### Aim
Give the total number of lines with the word "baseline" in them, and no other words.

### Input records
* Start *
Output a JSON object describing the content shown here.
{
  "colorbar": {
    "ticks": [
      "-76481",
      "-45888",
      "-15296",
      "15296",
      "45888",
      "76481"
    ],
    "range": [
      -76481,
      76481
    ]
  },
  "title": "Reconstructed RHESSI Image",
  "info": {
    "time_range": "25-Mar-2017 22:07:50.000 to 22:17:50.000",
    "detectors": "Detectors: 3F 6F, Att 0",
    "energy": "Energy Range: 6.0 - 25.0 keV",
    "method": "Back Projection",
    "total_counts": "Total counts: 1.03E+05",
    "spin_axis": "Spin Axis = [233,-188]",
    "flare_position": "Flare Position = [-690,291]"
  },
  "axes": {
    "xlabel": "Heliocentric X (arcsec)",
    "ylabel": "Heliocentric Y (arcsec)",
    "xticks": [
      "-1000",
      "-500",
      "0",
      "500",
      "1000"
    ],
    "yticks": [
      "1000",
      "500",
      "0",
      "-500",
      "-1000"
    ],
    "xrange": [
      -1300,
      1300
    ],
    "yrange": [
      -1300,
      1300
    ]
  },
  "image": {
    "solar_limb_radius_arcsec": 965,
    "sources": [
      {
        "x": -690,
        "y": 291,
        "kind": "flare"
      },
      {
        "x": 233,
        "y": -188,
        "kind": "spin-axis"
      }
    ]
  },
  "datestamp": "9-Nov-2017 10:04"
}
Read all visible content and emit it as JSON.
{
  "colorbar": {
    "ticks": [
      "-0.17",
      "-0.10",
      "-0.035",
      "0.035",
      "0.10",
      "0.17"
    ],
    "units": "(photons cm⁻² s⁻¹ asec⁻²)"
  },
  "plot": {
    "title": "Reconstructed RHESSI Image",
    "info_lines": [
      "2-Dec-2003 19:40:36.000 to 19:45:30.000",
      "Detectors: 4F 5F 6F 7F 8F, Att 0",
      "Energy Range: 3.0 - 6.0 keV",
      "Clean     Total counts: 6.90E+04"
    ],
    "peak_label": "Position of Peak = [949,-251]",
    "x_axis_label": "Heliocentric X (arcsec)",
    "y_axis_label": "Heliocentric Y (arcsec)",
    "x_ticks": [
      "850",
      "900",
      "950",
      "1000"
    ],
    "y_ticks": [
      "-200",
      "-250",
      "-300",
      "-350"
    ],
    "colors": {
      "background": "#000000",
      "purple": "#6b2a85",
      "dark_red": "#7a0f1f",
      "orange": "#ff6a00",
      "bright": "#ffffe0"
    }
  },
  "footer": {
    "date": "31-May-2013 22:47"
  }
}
* End *
* Start *
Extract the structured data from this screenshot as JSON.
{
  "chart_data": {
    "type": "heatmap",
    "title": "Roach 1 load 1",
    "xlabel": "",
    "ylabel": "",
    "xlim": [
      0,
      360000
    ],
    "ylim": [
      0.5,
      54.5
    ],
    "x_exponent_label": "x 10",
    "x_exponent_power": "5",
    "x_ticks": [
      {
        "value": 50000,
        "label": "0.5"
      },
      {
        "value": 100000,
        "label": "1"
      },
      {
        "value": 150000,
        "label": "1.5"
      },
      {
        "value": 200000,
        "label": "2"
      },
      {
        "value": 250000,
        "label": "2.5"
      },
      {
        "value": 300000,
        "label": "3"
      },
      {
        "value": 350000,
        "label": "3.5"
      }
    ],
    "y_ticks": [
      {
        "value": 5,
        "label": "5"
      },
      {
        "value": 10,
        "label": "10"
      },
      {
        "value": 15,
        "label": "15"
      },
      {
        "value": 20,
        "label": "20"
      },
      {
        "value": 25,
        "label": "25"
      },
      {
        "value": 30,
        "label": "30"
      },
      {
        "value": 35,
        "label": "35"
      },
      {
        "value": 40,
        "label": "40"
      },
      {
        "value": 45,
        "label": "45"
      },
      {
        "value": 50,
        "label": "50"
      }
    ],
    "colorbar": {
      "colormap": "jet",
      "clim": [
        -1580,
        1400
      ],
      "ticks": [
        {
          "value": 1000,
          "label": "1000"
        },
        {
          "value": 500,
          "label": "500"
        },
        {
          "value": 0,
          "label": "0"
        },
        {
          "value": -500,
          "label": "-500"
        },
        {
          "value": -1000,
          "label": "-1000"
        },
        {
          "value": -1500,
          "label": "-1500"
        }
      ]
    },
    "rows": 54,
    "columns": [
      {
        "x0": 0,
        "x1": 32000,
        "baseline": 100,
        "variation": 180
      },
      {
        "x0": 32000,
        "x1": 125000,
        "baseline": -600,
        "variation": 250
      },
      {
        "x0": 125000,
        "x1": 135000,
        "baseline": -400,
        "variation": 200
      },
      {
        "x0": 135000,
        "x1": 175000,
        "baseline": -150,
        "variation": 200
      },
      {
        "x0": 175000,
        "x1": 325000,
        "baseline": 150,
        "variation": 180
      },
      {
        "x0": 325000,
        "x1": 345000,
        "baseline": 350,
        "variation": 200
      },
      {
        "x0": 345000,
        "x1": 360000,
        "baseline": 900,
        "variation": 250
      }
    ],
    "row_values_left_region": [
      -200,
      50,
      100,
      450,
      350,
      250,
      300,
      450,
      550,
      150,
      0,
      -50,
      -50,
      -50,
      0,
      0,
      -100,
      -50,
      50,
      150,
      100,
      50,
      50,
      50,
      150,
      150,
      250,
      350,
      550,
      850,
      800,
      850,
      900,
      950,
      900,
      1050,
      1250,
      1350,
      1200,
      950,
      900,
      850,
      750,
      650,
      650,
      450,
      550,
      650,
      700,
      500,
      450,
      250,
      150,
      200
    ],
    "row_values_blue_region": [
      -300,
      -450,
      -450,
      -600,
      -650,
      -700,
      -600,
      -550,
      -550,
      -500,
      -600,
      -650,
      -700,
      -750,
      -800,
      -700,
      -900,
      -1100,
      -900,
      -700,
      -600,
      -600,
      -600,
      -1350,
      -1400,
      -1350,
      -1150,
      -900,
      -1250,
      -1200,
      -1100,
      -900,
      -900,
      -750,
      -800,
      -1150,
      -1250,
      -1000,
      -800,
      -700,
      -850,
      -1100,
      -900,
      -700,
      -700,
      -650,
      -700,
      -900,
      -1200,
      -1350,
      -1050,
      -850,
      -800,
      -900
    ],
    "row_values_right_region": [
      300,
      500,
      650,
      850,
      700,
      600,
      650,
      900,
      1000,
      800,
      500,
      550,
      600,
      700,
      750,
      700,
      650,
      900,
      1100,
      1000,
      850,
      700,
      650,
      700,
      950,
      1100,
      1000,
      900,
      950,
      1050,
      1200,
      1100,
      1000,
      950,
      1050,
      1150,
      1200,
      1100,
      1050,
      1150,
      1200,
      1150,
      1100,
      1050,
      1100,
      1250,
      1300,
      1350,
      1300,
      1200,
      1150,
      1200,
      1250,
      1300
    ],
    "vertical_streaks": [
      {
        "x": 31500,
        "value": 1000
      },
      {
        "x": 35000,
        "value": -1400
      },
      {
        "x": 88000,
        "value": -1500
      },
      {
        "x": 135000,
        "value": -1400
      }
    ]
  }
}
* End *
* Start *
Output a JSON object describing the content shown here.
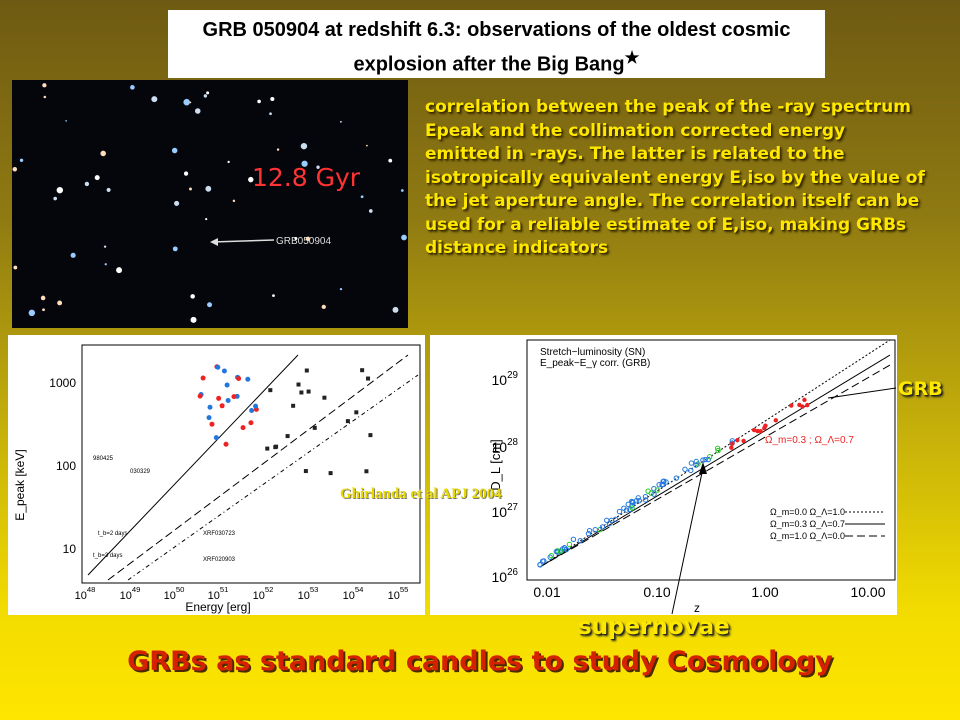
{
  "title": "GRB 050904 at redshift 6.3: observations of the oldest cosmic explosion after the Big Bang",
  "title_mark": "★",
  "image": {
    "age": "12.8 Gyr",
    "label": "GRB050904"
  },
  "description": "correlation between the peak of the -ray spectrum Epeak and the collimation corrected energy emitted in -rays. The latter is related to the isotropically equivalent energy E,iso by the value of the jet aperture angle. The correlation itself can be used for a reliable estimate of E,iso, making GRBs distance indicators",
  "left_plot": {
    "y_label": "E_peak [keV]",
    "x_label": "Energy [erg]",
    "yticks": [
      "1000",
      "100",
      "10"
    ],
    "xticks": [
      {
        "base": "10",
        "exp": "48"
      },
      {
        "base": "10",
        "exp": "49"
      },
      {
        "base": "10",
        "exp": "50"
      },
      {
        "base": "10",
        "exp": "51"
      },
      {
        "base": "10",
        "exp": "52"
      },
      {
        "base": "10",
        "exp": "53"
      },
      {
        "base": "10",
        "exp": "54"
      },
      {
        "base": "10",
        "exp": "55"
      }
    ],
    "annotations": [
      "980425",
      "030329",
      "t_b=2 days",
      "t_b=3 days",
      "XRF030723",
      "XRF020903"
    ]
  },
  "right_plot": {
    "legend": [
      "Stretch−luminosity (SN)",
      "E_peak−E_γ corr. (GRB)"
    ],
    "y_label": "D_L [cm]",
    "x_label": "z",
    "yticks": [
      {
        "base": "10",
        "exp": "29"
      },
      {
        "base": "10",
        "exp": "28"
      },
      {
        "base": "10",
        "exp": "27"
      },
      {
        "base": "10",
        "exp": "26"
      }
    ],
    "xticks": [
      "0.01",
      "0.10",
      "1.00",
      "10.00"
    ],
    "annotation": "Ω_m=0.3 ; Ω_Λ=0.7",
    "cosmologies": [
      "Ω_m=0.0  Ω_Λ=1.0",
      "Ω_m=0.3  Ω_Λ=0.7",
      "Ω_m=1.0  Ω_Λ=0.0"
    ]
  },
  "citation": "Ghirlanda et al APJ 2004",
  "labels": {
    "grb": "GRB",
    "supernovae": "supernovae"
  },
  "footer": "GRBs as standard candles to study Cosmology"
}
* End *
### Exercise solution
7